## EXERCISE PROMPT
The passage below on PTHrP and oxidative stress in bone mentions two osteoblastic cell lines. Which are they?

## PASSAGE SHOWN

########################################

Oxidative damage is an important contributor to the morphological and functional changes in osteoporotic bone. Aging increases the levels of reactive oxygen species (ROS) that cause oxidative stress and induce osteoblast apoptosis. ROS modify several signaling responses, including mitogen-activated protein kinase (MAPK) activation, related to cell survival. Both parathyroid hormone (PTH) and its bone counterpart, PTH-related protein (PTHrP), can regulate MAPK activation by modulating MAPK phosphatase-1 (MKP1). Thus, we hypothesized that PTHrP might protect osteoblasts from ROS-induced apoptosis by targeting MKP1. In osteoblastic MC3T3-E1 and MG-63 cells, H2 O2 triggered p38, JNK, ERK and p66Shc phosphorylation, and cell apoptosis. Meanwhile, PTHrP (1-37) rapidly but transiently increased ERK and Akt phosphorylation without affecting p38, JNK, or p66Shc activation. H2 O2 -induced p38 and ERK phosphorylation and apoptosis were both decreased by pre-treatment with specific kinase inhibitors or PTHrP (1-37) in both osteoblastic cell types. These dephosphorylating and prosurvival actions of PTHrP (1-37) were prevented by a phosphatase inhibitor cocktail, the phosphatase MKP1 inhibitor sanguinarine or a MKP1 siRNA. PTHrP (1-37) promptly enhanced MKP1 protein and gene expression and MKP1-dependent catalase activity in osteoblastic cells. Furthermore, exposure to PTHrP (1-37) adsorbed in an implanted hydroxyapatite-based ceramic into a tibial defect in aging rats increased MKP1 and catalase gene expression in the healing bone area. Our findings demonstrate that PTHrP counteracts the pro-apoptotic actions of ROS by a mechanism dependent on MKP1-induced dephosphorylation of MAPKs in osteoblasts.

########################################

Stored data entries
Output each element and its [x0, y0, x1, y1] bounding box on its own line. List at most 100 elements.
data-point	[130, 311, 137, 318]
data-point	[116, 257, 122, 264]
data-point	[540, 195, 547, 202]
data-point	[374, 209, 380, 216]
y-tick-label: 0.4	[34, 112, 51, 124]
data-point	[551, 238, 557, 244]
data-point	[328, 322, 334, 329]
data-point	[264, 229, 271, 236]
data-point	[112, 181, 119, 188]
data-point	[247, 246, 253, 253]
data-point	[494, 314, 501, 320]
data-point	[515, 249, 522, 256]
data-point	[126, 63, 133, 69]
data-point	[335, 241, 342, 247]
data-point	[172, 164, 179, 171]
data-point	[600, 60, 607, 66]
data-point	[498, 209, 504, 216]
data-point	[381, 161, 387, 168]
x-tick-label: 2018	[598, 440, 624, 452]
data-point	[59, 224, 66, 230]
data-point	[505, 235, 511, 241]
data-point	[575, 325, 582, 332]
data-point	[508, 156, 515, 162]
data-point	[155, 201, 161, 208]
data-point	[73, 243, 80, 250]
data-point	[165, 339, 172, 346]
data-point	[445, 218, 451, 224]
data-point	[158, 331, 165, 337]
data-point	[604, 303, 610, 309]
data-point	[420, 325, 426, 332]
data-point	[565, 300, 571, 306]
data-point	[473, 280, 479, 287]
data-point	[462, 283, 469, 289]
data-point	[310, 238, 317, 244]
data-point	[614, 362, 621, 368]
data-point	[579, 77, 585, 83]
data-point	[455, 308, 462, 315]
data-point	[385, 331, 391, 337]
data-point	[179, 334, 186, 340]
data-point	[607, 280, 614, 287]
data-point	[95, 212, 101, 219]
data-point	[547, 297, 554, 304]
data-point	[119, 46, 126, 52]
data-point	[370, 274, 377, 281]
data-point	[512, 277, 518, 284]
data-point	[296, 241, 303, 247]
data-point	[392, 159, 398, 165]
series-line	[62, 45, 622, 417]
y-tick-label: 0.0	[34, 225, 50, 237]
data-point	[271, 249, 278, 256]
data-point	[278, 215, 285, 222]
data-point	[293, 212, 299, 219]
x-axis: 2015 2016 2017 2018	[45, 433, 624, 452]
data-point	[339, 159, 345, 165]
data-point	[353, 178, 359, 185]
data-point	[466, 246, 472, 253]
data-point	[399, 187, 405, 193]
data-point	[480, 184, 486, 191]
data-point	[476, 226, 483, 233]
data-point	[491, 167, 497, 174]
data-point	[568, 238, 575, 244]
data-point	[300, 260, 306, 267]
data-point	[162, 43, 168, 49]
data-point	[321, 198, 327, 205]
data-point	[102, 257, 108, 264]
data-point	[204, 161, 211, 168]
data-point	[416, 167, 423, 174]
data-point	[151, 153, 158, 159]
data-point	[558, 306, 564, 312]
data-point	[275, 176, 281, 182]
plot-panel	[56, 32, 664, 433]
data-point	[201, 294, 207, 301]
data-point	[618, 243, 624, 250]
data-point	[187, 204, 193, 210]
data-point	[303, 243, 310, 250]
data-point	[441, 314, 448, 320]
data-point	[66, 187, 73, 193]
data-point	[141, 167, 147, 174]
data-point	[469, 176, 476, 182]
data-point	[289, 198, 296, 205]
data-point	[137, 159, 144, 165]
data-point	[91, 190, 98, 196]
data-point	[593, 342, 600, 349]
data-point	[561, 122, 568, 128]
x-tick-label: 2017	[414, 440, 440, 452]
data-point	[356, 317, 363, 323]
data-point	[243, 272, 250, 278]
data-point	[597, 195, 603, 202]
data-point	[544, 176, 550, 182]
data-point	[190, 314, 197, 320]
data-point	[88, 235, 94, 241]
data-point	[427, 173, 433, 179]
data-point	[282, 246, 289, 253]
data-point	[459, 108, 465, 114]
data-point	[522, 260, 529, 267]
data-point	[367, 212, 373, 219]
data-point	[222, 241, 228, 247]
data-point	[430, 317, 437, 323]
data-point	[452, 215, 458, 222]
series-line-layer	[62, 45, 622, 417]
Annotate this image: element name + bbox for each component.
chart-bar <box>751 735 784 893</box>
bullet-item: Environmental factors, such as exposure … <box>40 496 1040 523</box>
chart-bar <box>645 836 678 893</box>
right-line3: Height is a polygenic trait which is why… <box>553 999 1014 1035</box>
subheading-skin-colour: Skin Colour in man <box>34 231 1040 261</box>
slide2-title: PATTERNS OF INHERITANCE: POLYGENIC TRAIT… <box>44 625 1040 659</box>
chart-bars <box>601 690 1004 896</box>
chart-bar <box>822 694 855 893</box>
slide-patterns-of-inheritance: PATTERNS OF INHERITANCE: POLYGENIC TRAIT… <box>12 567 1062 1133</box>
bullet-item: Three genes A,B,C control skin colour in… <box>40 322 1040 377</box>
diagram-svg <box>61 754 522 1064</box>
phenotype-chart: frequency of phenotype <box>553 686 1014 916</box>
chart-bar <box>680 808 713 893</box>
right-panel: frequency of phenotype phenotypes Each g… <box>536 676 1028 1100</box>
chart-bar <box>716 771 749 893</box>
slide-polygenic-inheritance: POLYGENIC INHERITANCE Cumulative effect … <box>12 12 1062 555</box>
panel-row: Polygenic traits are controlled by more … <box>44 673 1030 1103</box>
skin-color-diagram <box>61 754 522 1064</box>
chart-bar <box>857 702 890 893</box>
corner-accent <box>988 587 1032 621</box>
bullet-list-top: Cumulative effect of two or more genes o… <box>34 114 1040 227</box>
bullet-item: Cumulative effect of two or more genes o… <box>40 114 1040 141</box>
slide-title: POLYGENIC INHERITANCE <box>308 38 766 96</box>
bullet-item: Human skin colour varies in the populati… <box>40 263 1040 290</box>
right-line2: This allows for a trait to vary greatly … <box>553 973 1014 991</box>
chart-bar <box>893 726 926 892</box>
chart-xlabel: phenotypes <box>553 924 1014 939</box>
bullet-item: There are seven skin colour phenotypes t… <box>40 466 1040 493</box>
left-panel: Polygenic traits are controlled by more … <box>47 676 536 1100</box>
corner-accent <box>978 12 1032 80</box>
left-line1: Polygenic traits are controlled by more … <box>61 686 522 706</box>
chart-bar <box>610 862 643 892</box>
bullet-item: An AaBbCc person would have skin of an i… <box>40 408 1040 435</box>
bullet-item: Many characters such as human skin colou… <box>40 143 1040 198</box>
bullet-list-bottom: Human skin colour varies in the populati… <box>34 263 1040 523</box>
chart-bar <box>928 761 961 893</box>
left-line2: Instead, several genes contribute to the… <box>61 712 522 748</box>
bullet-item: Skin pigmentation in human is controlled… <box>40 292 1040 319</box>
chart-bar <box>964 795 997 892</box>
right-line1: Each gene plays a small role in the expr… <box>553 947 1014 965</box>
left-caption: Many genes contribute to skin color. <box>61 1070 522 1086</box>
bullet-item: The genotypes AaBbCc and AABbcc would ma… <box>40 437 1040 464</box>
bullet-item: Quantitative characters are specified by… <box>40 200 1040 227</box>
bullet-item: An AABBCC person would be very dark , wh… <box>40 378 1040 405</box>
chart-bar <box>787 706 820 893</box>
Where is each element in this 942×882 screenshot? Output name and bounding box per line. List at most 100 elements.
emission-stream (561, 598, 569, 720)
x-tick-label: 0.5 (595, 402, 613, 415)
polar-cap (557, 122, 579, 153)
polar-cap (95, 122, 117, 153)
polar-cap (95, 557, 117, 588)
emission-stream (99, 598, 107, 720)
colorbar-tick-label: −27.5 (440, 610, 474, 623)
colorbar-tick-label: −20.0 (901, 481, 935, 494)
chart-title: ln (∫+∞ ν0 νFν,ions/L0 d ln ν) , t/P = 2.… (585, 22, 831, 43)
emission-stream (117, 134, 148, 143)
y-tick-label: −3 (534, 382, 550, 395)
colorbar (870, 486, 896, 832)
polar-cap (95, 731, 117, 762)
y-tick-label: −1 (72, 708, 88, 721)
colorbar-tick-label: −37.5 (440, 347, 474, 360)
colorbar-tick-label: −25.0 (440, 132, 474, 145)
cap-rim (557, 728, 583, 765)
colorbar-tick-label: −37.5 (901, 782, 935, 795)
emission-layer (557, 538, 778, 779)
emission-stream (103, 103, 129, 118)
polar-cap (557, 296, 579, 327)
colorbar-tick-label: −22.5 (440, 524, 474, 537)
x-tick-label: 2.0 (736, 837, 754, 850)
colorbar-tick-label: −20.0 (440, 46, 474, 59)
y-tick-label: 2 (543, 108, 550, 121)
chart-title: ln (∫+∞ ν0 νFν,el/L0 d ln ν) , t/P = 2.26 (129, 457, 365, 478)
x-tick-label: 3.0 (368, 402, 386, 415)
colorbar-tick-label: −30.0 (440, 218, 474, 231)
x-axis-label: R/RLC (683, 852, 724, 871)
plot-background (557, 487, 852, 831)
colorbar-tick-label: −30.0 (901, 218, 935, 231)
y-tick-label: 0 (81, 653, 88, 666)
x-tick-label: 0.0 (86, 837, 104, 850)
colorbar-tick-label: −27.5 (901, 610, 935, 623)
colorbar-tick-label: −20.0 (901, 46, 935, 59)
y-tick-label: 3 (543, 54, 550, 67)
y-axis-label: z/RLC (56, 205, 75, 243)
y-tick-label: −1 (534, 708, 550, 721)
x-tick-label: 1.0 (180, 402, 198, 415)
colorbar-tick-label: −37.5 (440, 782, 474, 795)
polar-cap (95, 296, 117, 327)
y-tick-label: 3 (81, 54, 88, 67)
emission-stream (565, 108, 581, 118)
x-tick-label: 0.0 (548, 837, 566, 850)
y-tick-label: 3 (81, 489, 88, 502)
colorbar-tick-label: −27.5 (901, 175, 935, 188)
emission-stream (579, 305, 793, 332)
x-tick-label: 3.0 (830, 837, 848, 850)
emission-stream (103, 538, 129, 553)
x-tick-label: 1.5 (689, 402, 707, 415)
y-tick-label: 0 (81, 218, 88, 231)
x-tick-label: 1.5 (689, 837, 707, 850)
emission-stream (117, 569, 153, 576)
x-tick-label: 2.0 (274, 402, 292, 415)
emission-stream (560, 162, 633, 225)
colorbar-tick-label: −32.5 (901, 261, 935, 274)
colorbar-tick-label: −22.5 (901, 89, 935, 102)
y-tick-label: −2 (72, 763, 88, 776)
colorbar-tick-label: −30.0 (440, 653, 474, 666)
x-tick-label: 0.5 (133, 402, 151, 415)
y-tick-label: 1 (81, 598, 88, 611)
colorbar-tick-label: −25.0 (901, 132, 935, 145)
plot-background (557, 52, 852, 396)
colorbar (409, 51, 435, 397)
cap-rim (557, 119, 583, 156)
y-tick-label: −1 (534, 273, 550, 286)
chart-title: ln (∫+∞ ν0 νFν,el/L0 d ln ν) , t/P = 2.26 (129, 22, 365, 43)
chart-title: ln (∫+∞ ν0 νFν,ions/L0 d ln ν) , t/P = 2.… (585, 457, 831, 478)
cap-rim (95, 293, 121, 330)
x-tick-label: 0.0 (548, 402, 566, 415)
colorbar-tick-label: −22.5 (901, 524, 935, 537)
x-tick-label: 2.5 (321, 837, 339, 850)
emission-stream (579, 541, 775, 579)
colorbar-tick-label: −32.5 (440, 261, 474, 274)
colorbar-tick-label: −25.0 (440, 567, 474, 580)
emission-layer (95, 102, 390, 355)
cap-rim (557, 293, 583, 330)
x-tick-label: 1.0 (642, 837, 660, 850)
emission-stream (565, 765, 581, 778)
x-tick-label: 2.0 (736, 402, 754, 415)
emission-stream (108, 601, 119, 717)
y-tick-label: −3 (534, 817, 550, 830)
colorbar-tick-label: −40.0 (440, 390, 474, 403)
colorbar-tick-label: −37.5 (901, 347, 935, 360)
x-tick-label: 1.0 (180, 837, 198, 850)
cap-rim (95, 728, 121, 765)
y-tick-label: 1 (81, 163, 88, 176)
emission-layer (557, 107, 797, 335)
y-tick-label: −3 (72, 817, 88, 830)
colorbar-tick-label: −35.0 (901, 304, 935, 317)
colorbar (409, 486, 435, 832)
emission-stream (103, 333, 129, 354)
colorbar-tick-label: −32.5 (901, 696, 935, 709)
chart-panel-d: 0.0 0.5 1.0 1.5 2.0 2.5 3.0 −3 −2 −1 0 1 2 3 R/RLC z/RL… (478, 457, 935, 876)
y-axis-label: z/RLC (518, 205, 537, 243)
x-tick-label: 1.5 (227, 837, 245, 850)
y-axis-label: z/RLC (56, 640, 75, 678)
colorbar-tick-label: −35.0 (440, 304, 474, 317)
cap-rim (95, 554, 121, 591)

########################################

## RESPONSE TO THIS EXERCISE
MC3T3-E1 and MG-63 cells.